Figure contents as structured data:
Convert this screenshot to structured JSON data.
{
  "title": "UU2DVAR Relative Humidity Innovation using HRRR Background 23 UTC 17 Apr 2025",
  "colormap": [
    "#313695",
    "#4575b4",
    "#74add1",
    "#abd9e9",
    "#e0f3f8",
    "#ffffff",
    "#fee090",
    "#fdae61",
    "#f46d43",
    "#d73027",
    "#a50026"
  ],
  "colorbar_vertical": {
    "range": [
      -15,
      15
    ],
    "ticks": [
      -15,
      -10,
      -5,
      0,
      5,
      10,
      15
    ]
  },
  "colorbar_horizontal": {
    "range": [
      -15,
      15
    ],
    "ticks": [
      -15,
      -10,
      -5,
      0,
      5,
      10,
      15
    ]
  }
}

...

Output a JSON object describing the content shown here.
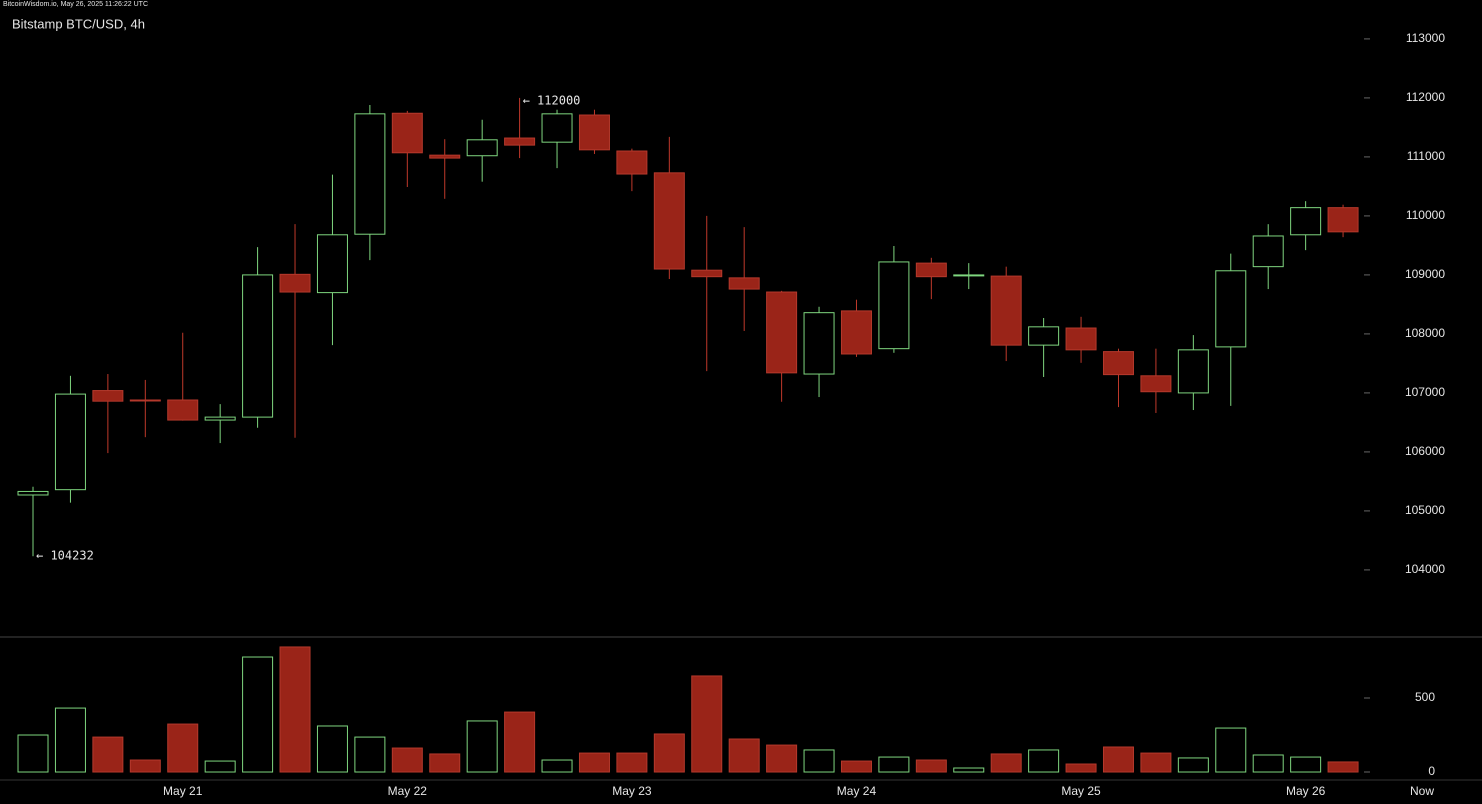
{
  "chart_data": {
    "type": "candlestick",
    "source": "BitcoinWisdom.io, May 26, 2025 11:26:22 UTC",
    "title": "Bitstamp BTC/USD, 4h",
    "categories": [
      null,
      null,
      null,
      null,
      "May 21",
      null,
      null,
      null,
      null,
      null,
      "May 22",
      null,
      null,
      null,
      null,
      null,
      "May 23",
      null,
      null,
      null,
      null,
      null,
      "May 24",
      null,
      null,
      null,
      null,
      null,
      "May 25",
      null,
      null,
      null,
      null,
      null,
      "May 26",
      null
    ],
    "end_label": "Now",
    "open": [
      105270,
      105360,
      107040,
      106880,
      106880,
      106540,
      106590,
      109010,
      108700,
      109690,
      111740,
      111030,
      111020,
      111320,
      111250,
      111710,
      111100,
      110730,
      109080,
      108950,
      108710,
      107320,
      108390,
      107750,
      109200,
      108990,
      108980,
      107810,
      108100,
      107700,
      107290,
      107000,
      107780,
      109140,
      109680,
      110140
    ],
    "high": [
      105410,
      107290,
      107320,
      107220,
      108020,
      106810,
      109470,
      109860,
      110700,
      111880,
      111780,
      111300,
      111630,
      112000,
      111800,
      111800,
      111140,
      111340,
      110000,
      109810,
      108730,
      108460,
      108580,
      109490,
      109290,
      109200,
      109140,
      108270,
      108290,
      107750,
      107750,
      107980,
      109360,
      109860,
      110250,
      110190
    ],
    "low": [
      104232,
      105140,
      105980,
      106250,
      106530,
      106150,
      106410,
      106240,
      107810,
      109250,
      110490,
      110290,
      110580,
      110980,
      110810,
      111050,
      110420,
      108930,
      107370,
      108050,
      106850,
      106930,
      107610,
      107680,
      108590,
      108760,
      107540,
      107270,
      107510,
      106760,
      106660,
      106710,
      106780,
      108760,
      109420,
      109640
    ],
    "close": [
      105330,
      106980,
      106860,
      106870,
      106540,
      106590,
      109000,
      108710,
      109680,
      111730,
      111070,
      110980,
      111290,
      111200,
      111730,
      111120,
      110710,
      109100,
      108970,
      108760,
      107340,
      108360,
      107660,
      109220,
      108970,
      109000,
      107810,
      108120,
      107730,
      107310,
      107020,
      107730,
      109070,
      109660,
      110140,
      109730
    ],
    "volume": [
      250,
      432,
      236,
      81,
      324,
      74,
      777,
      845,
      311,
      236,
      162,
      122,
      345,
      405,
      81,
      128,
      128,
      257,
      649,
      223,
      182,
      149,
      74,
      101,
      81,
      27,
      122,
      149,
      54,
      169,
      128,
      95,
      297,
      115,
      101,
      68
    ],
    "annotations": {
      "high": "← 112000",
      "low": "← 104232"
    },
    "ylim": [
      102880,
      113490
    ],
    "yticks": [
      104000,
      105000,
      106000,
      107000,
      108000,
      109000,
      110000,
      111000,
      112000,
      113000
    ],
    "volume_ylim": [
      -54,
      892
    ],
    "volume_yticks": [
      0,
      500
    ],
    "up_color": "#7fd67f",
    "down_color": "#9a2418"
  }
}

_Goal of the exercise_
Select and copy every line from the records that includes the word "title".

_Answer for this exercise_
  "title": "UU2DVAR Relative Humidity Innovation using HRRR Background 23 UTC 17 Apr 2025",
    "title": "Bitstamp BTC/USD, 4h",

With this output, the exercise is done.